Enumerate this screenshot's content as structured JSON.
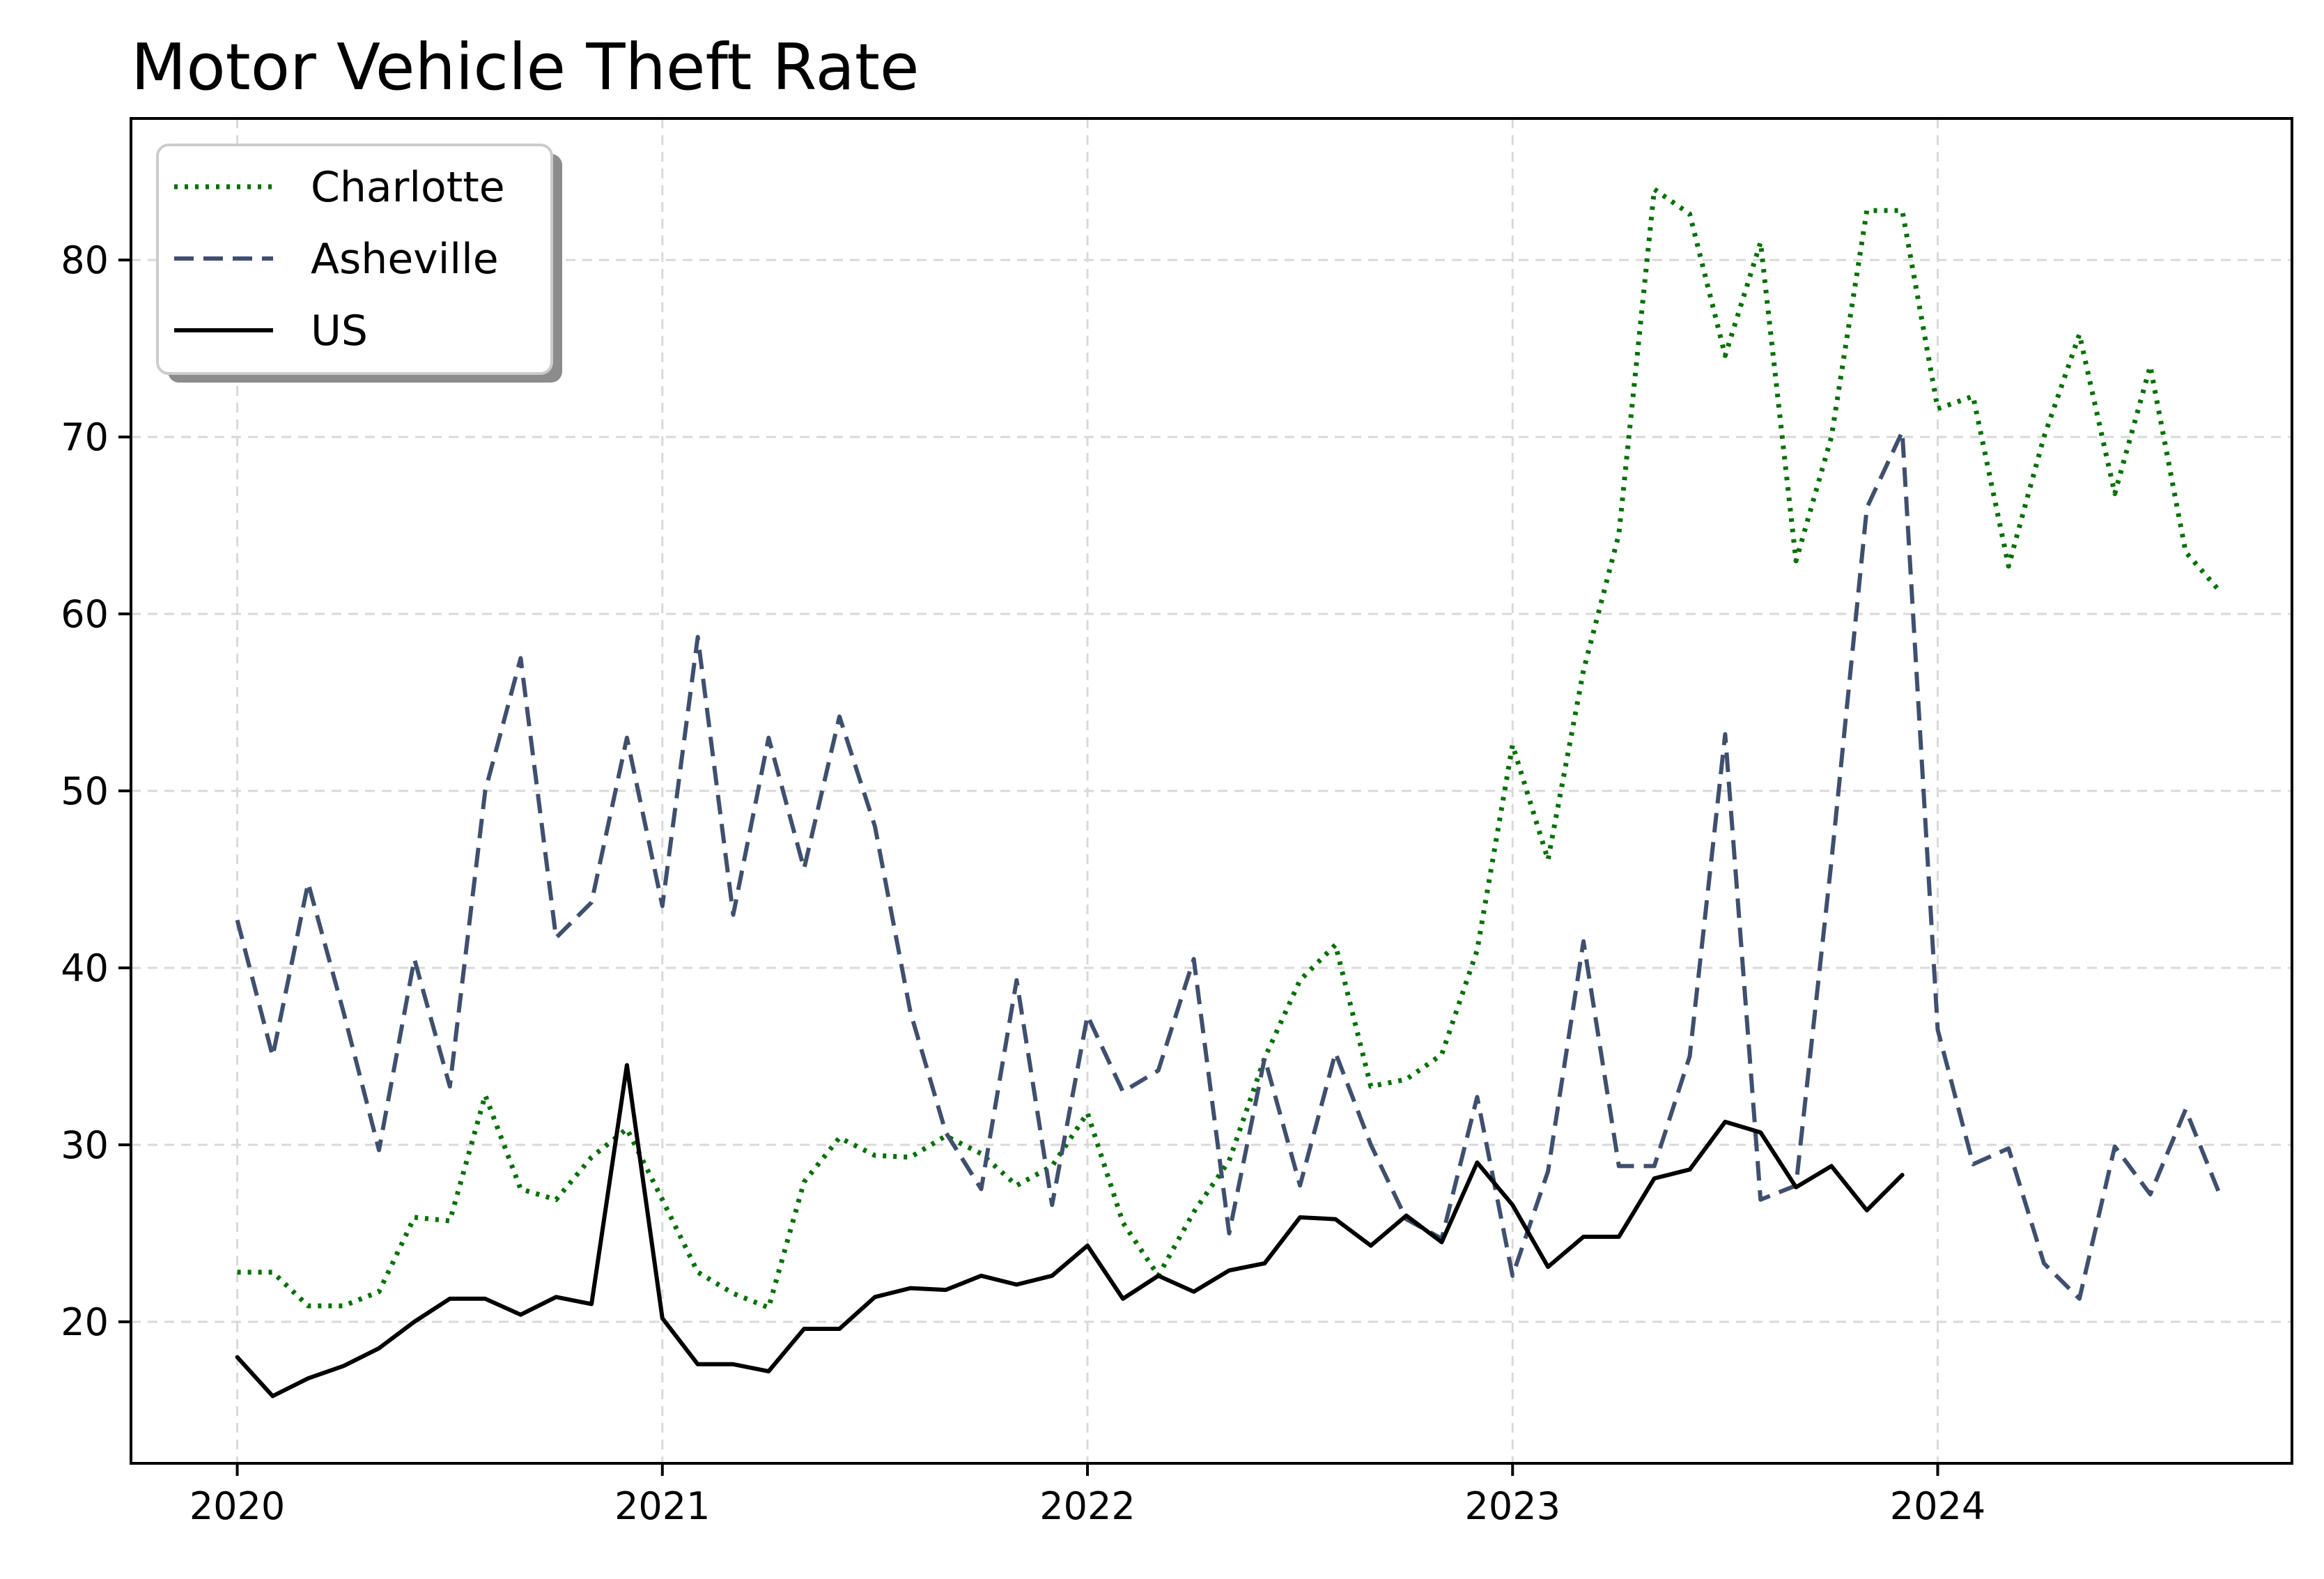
{
  "chart_data": {
    "type": "line",
    "title": "Motor Vehicle Theft Rate",
    "xlabel": "",
    "ylabel": "",
    "x_ticks": [
      "2020",
      "2021",
      "2022",
      "2023",
      "2024"
    ],
    "y_ticks": [
      "20",
      "30",
      "40",
      "50",
      "60",
      "70",
      "80"
    ],
    "xlim": [
      "2019-10",
      "2024-11"
    ],
    "ylim": [
      12,
      88
    ],
    "grid": true,
    "legend_position": "top-left",
    "series": [
      {
        "name": "Charlotte",
        "color": "#007000",
        "style": "dotted",
        "x": [
          "2020-01",
          "2020-02",
          "2020-03",
          "2020-04",
          "2020-05",
          "2020-06",
          "2020-07",
          "2020-08",
          "2020-09",
          "2020-10",
          "2020-11",
          "2020-12",
          "2021-01",
          "2021-02",
          "2021-03",
          "2021-04",
          "2021-05",
          "2021-06",
          "2021-07",
          "2021-08",
          "2021-09",
          "2021-10",
          "2021-11",
          "2021-12",
          "2022-01",
          "2022-02",
          "2022-03",
          "2022-04",
          "2022-05",
          "2022-06",
          "2022-07",
          "2022-08",
          "2022-09",
          "2022-10",
          "2022-11",
          "2022-12",
          "2023-01",
          "2023-02",
          "2023-03",
          "2023-04",
          "2023-05",
          "2023-06",
          "2023-07",
          "2023-08",
          "2023-09",
          "2023-10",
          "2023-11",
          "2023-12",
          "2024-01",
          "2024-02",
          "2024-03",
          "2024-04",
          "2024-05",
          "2024-06",
          "2024-07",
          "2024-08",
          "2024-09"
        ],
        "values": [
          22.8,
          22.8,
          20.9,
          20.9,
          21.7,
          25.9,
          25.7,
          32.8,
          27.5,
          26.9,
          29.3,
          30.9,
          26.9,
          22.8,
          21.6,
          20.8,
          27.9,
          30.4,
          29.4,
          29.3,
          30.5,
          29.5,
          27.7,
          28.8,
          31.8,
          25.6,
          22.6,
          26.2,
          29.1,
          34.9,
          39.3,
          41.3,
          33.3,
          33.7,
          35.1,
          41.0,
          52.6,
          46.1,
          56.8,
          64.5,
          84.0,
          82.6,
          74.6,
          81.0,
          63.0,
          70.0,
          82.8,
          82.8,
          71.6,
          72.3,
          62.7,
          70.0,
          75.8,
          66.8,
          74.0,
          63.5,
          61.2
        ]
      },
      {
        "name": "Asheville",
        "color": "#3f4f6e",
        "style": "dashed",
        "x": [
          "2020-01",
          "2020-02",
          "2020-03",
          "2020-04",
          "2020-05",
          "2020-06",
          "2020-07",
          "2020-08",
          "2020-09",
          "2020-10",
          "2020-11",
          "2020-12",
          "2021-01",
          "2021-02",
          "2021-03",
          "2021-04",
          "2021-05",
          "2021-06",
          "2021-07",
          "2021-08",
          "2021-09",
          "2021-10",
          "2021-11",
          "2021-12",
          "2022-01",
          "2022-02",
          "2022-03",
          "2022-04",
          "2022-05",
          "2022-06",
          "2022-07",
          "2022-08",
          "2022-09",
          "2022-10",
          "2022-11",
          "2022-12",
          "2023-01",
          "2023-02",
          "2023-03",
          "2023-04",
          "2023-05",
          "2023-06",
          "2023-07",
          "2023-08",
          "2023-09",
          "2023-10",
          "2023-11",
          "2023-12",
          "2024-01",
          "2024-02",
          "2024-03",
          "2024-04",
          "2024-05",
          "2024-06",
          "2024-07",
          "2024-08",
          "2024-09"
        ],
        "values": [
          42.7,
          35.0,
          44.8,
          37.5,
          29.7,
          40.5,
          33.3,
          50.0,
          57.5,
          41.7,
          43.7,
          53.0,
          43.5,
          58.7,
          43.0,
          53.0,
          45.6,
          54.2,
          48.0,
          37.5,
          30.7,
          27.5,
          39.3,
          26.6,
          37.3,
          33.0,
          34.2,
          40.5,
          25.0,
          34.9,
          27.7,
          35.2,
          30.0,
          25.8,
          24.7,
          32.7,
          22.6,
          28.5,
          41.5,
          28.8,
          28.8,
          35.0,
          53.2,
          26.9,
          27.7,
          46.0,
          66.0,
          70.3,
          36.5,
          28.9,
          29.8,
          23.3,
          21.3,
          29.9,
          27.2,
          32.0,
          27.0
        ]
      },
      {
        "name": "US",
        "color": "#000000",
        "style": "solid",
        "x": [
          "2020-01",
          "2020-02",
          "2020-03",
          "2020-04",
          "2020-05",
          "2020-06",
          "2020-07",
          "2020-08",
          "2020-09",
          "2020-10",
          "2020-11",
          "2020-12",
          "2021-01",
          "2021-02",
          "2021-03",
          "2021-04",
          "2021-05",
          "2021-06",
          "2021-07",
          "2021-08",
          "2021-09",
          "2021-10",
          "2021-11",
          "2021-12",
          "2022-01",
          "2022-02",
          "2022-03",
          "2022-04",
          "2022-05",
          "2022-06",
          "2022-07",
          "2022-08",
          "2022-09",
          "2022-10",
          "2022-11",
          "2022-12",
          "2023-01",
          "2023-02",
          "2023-03",
          "2023-04",
          "2023-05",
          "2023-06",
          "2023-07",
          "2023-08",
          "2023-09",
          "2023-10",
          "2023-11",
          "2023-12"
        ],
        "values": [
          18.0,
          15.8,
          16.8,
          17.5,
          18.5,
          20.0,
          21.3,
          21.3,
          20.4,
          21.4,
          21.0,
          34.5,
          20.2,
          17.6,
          17.6,
          17.2,
          19.6,
          19.6,
          21.4,
          21.9,
          21.8,
          22.6,
          22.1,
          22.6,
          24.3,
          21.3,
          22.6,
          21.7,
          22.9,
          23.3,
          25.9,
          25.8,
          24.3,
          26.0,
          24.5,
          29.0,
          26.6,
          23.1,
          24.8,
          24.8,
          28.1,
          28.6,
          31.3,
          30.7,
          27.6,
          28.8,
          26.3,
          28.3
        ]
      }
    ]
  }
}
———
Given exercise
Write the entries above out again exactly, but not the pictures.

Solution for this task
Enumerate this screenshot's content as structured JSON.
{
  "chart_data": {
    "type": "line",
    "title": "Motor Vehicle Theft Rate",
    "xlabel": "",
    "ylabel": "",
    "x_ticks": [
      "2020",
      "2021",
      "2022",
      "2023",
      "2024"
    ],
    "y_ticks": [
      "20",
      "30",
      "40",
      "50",
      "60",
      "70",
      "80"
    ],
    "xlim": [
      "2019-10",
      "2024-11"
    ],
    "ylim": [
      12,
      88
    ],
    "grid": true,
    "legend_position": "top-left",
    "series": [
      {
        "name": "Charlotte",
        "color": "#007000",
        "style": "dotted",
        "x": [
          "2020-01",
          "2020-02",
          "2020-03",
          "2020-04",
          "2020-05",
          "2020-06",
          "2020-07",
          "2020-08",
          "2020-09",
          "2020-10",
          "2020-11",
          "2020-12",
          "2021-01",
          "2021-02",
          "2021-03",
          "2021-04",
          "2021-05",
          "2021-06",
          "2021-07",
          "2021-08",
          "2021-09",
          "2021-10",
          "2021-11",
          "2021-12",
          "2022-01",
          "2022-02",
          "2022-03",
          "2022-04",
          "2022-05",
          "2022-06",
          "2022-07",
          "2022-08",
          "2022-09",
          "2022-10",
          "2022-11",
          "2022-12",
          "2023-01",
          "2023-02",
          "2023-03",
          "2023-04",
          "2023-05",
          "2023-06",
          "2023-07",
          "2023-08",
          "2023-09",
          "2023-10",
          "2023-11",
          "2023-12",
          "2024-01",
          "2024-02",
          "2024-03",
          "2024-04",
          "2024-05",
          "2024-06",
          "2024-07",
          "2024-08",
          "2024-09"
        ],
        "values": [
          22.8,
          22.8,
          20.9,
          20.9,
          21.7,
          25.9,
          25.7,
          32.8,
          27.5,
          26.9,
          29.3,
          30.9,
          26.9,
          22.8,
          21.6,
          20.8,
          27.9,
          30.4,
          29.4,
          29.3,
          30.5,
          29.5,
          27.7,
          28.8,
          31.8,
          25.6,
          22.6,
          26.2,
          29.1,
          34.9,
          39.3,
          41.3,
          33.3,
          33.7,
          35.1,
          41.0,
          52.6,
          46.1,
          56.8,
          64.5,
          84.0,
          82.6,
          74.6,
          81.0,
          63.0,
          70.0,
          82.8,
          82.8,
          71.6,
          72.3,
          62.7,
          70.0,
          75.8,
          66.8,
          74.0,
          63.5,
          61.2
        ]
      },
      {
        "name": "Asheville",
        "color": "#3f4f6e",
        "style": "dashed",
        "x": [
          "2020-01",
          "2020-02",
          "2020-03",
          "2020-04",
          "2020-05",
          "2020-06",
          "2020-07",
          "2020-08",
          "2020-09",
          "2020-10",
          "2020-11",
          "2020-12",
          "2021-01",
          "2021-02",
          "2021-03",
          "2021-04",
          "2021-05",
          "2021-06",
          "2021-07",
          "2021-08",
          "2021-09",
          "2021-10",
          "2021-11",
          "2021-12",
          "2022-01",
          "2022-02",
          "2022-03",
          "2022-04",
          "2022-05",
          "2022-06",
          "2022-07",
          "2022-08",
          "2022-09",
          "2022-10",
          "2022-11",
          "2022-12",
          "2023-01",
          "2023-02",
          "2023-03",
          "2023-04",
          "2023-05",
          "2023-06",
          "2023-07",
          "2023-08",
          "2023-09",
          "2023-10",
          "2023-11",
          "2023-12",
          "2024-01",
          "2024-02",
          "2024-03",
          "2024-04",
          "2024-05",
          "2024-06",
          "2024-07",
          "2024-08",
          "2024-09"
        ],
        "values": [
          42.7,
          35.0,
          44.8,
          37.5,
          29.7,
          40.5,
          33.3,
          50.0,
          57.5,
          41.7,
          43.7,
          53.0,
          43.5,
          58.7,
          43.0,
          53.0,
          45.6,
          54.2,
          48.0,
          37.5,
          30.7,
          27.5,
          39.3,
          26.6,
          37.3,
          33.0,
          34.2,
          40.5,
          25.0,
          34.9,
          27.7,
          35.2,
          30.0,
          25.8,
          24.7,
          32.7,
          22.6,
          28.5,
          41.5,
          28.8,
          28.8,
          35.0,
          53.2,
          26.9,
          27.7,
          46.0,
          66.0,
          70.3,
          36.5,
          28.9,
          29.8,
          23.3,
          21.3,
          29.9,
          27.2,
          32.0,
          27.0
        ]
      },
      {
        "name": "US",
        "color": "#000000",
        "style": "solid",
        "x": [
          "2020-01",
          "2020-02",
          "2020-03",
          "2020-04",
          "2020-05",
          "2020-06",
          "2020-07",
          "2020-08",
          "2020-09",
          "2020-10",
          "2020-11",
          "2020-12",
          "2021-01",
          "2021-02",
          "2021-03",
          "2021-04",
          "2021-05",
          "2021-06",
          "2021-07",
          "2021-08",
          "2021-09",
          "2021-10",
          "2021-11",
          "2021-12",
          "2022-01",
          "2022-02",
          "2022-03",
          "2022-04",
          "2022-05",
          "2022-06",
          "2022-07",
          "2022-08",
          "2022-09",
          "2022-10",
          "2022-11",
          "2022-12",
          "2023-01",
          "2023-02",
          "2023-03",
          "2023-04",
          "2023-05",
          "2023-06",
          "2023-07",
          "2023-08",
          "2023-09",
          "2023-10",
          "2023-11",
          "2023-12"
        ],
        "values": [
          18.0,
          15.8,
          16.8,
          17.5,
          18.5,
          20.0,
          21.3,
          21.3,
          20.4,
          21.4,
          21.0,
          34.5,
          20.2,
          17.6,
          17.6,
          17.2,
          19.6,
          19.6,
          21.4,
          21.9,
          21.8,
          22.6,
          22.1,
          22.6,
          24.3,
          21.3,
          22.6,
          21.7,
          22.9,
          23.3,
          25.9,
          25.8,
          24.3,
          26.0,
          24.5,
          29.0,
          26.6,
          23.1,
          24.8,
          24.8,
          28.1,
          28.6,
          31.3,
          30.7,
          27.6,
          28.8,
          26.3,
          28.3
        ]
      }
    ]
  }
}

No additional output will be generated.